- Instructions to follow: Output every one of the rows below unchanged, keeping their original order.

[Raw rows]
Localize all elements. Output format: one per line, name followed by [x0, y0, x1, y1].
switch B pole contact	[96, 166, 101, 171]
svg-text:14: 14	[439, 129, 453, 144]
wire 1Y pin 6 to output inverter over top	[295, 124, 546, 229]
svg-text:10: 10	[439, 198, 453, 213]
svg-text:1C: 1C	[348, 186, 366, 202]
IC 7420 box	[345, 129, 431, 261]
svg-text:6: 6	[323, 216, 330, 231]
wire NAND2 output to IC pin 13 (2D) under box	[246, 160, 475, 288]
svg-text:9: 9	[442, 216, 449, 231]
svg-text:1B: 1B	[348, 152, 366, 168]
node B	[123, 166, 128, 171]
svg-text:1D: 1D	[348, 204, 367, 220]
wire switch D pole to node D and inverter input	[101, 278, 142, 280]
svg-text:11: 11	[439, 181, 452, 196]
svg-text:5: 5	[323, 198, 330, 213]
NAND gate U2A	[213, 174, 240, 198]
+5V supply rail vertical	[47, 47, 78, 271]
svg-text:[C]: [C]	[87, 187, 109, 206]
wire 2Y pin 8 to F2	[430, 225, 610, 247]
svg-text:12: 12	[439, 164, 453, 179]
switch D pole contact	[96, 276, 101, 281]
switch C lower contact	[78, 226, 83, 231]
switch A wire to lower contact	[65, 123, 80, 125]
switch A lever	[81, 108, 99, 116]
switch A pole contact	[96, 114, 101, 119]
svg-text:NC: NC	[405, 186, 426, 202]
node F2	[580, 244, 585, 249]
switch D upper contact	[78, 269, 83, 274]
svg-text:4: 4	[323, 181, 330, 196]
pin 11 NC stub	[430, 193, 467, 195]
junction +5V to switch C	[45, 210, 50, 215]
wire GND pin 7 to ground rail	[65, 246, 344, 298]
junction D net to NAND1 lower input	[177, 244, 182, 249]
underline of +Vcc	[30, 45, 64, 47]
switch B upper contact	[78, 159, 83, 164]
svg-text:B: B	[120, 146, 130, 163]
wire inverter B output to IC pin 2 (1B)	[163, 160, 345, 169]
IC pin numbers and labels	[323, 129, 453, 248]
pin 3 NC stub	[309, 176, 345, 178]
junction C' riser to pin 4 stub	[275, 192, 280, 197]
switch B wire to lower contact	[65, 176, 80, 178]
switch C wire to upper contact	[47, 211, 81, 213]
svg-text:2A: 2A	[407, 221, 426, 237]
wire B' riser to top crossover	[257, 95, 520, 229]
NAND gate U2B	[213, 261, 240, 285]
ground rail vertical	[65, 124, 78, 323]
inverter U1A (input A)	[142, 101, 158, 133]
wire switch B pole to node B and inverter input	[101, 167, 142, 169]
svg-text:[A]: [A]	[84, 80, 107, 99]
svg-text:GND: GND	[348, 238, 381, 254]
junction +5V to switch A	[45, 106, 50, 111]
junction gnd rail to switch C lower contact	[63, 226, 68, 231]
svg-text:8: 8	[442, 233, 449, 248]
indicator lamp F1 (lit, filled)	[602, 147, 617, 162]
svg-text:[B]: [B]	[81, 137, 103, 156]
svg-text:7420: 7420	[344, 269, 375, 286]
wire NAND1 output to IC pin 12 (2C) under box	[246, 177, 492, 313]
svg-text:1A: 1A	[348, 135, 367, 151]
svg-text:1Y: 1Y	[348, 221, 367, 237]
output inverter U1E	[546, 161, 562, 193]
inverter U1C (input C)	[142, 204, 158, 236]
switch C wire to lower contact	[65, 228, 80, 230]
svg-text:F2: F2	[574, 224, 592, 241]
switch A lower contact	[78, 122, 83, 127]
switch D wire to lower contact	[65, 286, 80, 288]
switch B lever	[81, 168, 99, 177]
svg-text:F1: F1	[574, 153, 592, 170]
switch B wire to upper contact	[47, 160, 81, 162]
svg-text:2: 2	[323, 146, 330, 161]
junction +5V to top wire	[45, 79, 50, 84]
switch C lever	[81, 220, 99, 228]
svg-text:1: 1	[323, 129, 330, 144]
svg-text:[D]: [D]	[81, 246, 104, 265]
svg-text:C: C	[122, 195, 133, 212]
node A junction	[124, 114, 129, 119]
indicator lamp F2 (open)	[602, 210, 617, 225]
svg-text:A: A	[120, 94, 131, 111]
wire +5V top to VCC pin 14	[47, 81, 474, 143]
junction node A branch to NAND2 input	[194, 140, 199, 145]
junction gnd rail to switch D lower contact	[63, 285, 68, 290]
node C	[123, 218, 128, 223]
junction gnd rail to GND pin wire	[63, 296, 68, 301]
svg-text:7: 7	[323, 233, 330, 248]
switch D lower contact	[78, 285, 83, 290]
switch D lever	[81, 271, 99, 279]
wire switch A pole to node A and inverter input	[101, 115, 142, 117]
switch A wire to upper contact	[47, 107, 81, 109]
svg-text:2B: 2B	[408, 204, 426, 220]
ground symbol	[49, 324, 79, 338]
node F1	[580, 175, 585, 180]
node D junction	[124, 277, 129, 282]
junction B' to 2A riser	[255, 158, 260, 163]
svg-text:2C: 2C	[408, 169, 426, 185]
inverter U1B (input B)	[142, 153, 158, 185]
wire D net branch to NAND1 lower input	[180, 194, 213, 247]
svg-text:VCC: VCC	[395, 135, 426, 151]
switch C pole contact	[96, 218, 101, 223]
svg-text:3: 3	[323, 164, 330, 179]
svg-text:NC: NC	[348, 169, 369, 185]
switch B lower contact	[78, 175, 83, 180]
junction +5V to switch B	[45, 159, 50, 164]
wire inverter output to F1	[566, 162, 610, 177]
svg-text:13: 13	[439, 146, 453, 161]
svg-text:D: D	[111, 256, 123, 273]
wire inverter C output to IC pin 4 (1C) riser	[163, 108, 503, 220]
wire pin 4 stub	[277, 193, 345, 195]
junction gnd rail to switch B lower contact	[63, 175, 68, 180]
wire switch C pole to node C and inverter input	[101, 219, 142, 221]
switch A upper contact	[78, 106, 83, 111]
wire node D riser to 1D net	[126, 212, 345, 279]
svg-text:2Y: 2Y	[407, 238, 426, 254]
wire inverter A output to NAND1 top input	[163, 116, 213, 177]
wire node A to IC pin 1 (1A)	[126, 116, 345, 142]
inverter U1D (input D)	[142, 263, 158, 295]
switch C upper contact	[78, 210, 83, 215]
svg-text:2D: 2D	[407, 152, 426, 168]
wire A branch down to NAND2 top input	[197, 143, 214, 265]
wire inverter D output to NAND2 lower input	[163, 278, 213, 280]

- Output for this exercise:
Localize all elements. Output format: one per line, name followed by [x0, y0, x1, y1].
switch B pole contact	[96, 166, 101, 171]
svg-text:14: 14	[439, 129, 453, 144]
wire 1Y pin 6 to output inverter over top	[295, 124, 546, 229]
svg-text:10: 10	[439, 198, 453, 213]
svg-text:1C: 1C	[348, 186, 366, 202]
IC 7420 box	[345, 129, 431, 261]
svg-text:6: 6	[323, 216, 330, 231]
wire NAND2 output to IC pin 13 (2D) under box	[246, 160, 475, 288]
svg-text:9: 9	[442, 216, 449, 231]
svg-text:1B: 1B	[348, 152, 366, 168]
node B	[123, 166, 128, 171]
svg-text:1D: 1D	[348, 204, 367, 220]
wire switch D pole to node D and inverter input	[101, 278, 142, 280]
svg-text:11: 11	[439, 181, 452, 196]
svg-text:5: 5	[323, 198, 330, 213]
NAND gate U2A	[213, 174, 240, 198]
+5V supply rail vertical	[47, 47, 78, 271]
svg-text:[C]: [C]	[87, 187, 109, 206]
wire 2Y pin 8 to F2	[430, 225, 610, 247]
svg-text:12: 12	[439, 164, 453, 179]
switch D pole contact	[96, 276, 101, 281]
switch C lower contact	[78, 226, 83, 231]
switch A wire to lower contact	[65, 123, 80, 125]
switch A lever	[81, 108, 99, 116]
switch A pole contact	[96, 114, 101, 119]
svg-text:NC: NC	[405, 186, 426, 202]
node F2	[580, 244, 585, 249]
switch D upper contact	[78, 269, 83, 274]
svg-text:4: 4	[323, 181, 330, 196]
pin 11 NC stub	[430, 193, 467, 195]
junction +5V to switch C	[45, 210, 50, 215]
wire GND pin 7 to ground rail	[65, 246, 344, 298]
junction D net to NAND1 lower input	[177, 244, 182, 249]
underline of +Vcc	[30, 45, 64, 47]
switch B upper contact	[78, 159, 83, 164]
svg-text:B: B	[120, 146, 130, 163]
wire inverter B output to IC pin 2 (1B)	[163, 160, 345, 169]
IC pin numbers and labels	[323, 129, 453, 248]
pin 3 NC stub	[309, 176, 345, 178]
junction C' riser to pin 4 stub	[275, 192, 280, 197]
switch B wire to lower contact	[65, 176, 80, 178]
switch C wire to upper contact	[47, 211, 81, 213]
svg-text:2A: 2A	[407, 221, 426, 237]
wire B' riser to top crossover	[257, 95, 520, 229]
NAND gate U2B	[213, 261, 240, 285]
ground rail vertical	[65, 124, 78, 323]
inverter U1A (input A)	[142, 101, 158, 133]
wire switch B pole to node B and inverter input	[101, 167, 142, 169]
svg-text:[A]: [A]	[84, 80, 107, 99]
svg-text:GND: GND	[348, 238, 381, 254]
junction +5V to switch A	[45, 106, 50, 111]
junction gnd rail to switch C lower contact	[63, 226, 68, 231]
svg-text:8: 8	[442, 233, 449, 248]
indicator lamp F1 (lit, filled)	[602, 147, 617, 162]
svg-text:[B]: [B]	[81, 137, 103, 156]
svg-text:7420: 7420	[344, 269, 375, 286]
wire NAND1 output to IC pin 12 (2C) under box	[246, 177, 492, 313]
svg-text:1A: 1A	[348, 135, 367, 151]
svg-text:1Y: 1Y	[348, 221, 367, 237]
output inverter U1E	[546, 161, 562, 193]
inverter U1C (input C)	[142, 204, 158, 236]
switch C wire to lower contact	[65, 228, 80, 230]
svg-text:F2: F2	[574, 224, 592, 241]
switch A lower contact	[78, 122, 83, 127]
switch D wire to lower contact	[65, 286, 80, 288]
switch B lever	[81, 168, 99, 177]
svg-text:F1: F1	[574, 153, 592, 170]
switch B wire to upper contact	[47, 160, 81, 162]
svg-text:2: 2	[323, 146, 330, 161]
junction +5V to top wire	[45, 79, 50, 84]
switch C lever	[81, 220, 99, 228]
svg-text:1: 1	[323, 129, 330, 144]
svg-text:[D]: [D]	[81, 246, 104, 265]
svg-text:C: C	[122, 195, 133, 212]
node A junction	[124, 114, 129, 119]
indicator lamp F2 (open)	[602, 210, 617, 225]
svg-text:A: A	[120, 94, 131, 111]
wire +5V top to VCC pin 14	[47, 81, 474, 143]
junction node A branch to NAND2 input	[194, 140, 199, 145]
junction gnd rail to switch D lower contact	[63, 285, 68, 290]
node C	[123, 218, 128, 223]
junction gnd rail to GND pin wire	[63, 296, 68, 301]
svg-text:7: 7	[323, 233, 330, 248]
switch D lower contact	[78, 285, 83, 290]
switch D lever	[81, 271, 99, 279]
wire switch A pole to node A and inverter input	[101, 115, 142, 117]
switch A wire to upper contact	[47, 107, 81, 109]
svg-text:2B: 2B	[408, 204, 426, 220]
ground symbol	[49, 324, 79, 338]
node F1	[580, 175, 585, 180]
node D junction	[124, 277, 129, 282]
junction B' to 2A riser	[255, 158, 260, 163]
svg-text:2C: 2C	[408, 169, 426, 185]
inverter U1B (input B)	[142, 153, 158, 185]
wire D net branch to NAND1 lower input	[180, 194, 213, 247]
svg-text:VCC: VCC	[395, 135, 426, 151]
switch C pole contact	[96, 218, 101, 223]
svg-text:3: 3	[323, 164, 330, 179]
svg-text:NC: NC	[348, 169, 369, 185]
switch B lower contact	[78, 175, 83, 180]
junction +5V to switch B	[45, 159, 50, 164]
wire inverter output to F1	[566, 162, 610, 177]
svg-text:13: 13	[439, 146, 453, 161]
svg-text:D: D	[111, 256, 123, 273]
wire inverter C output to IC pin 4 (1C) riser	[163, 108, 503, 220]
wire pin 4 stub	[277, 193, 345, 195]
junction gnd rail to switch B lower contact	[63, 175, 68, 180]
wire switch C pole to node C and inverter input	[101, 219, 142, 221]
switch A upper contact	[78, 106, 83, 111]
wire node D riser to 1D net	[126, 212, 345, 279]
svg-text:2Y: 2Y	[407, 238, 426, 254]
wire inverter A output to NAND1 top input	[163, 116, 213, 177]
wire node A to IC pin 1 (1A)	[126, 116, 345, 142]
inverter U1D (input D)	[142, 263, 158, 295]
switch C upper contact	[78, 210, 83, 215]
svg-text:2D: 2D	[407, 152, 426, 168]
wire A branch down to NAND2 top input	[197, 143, 214, 265]
wire inverter D output to NAND2 lower input	[163, 278, 213, 280]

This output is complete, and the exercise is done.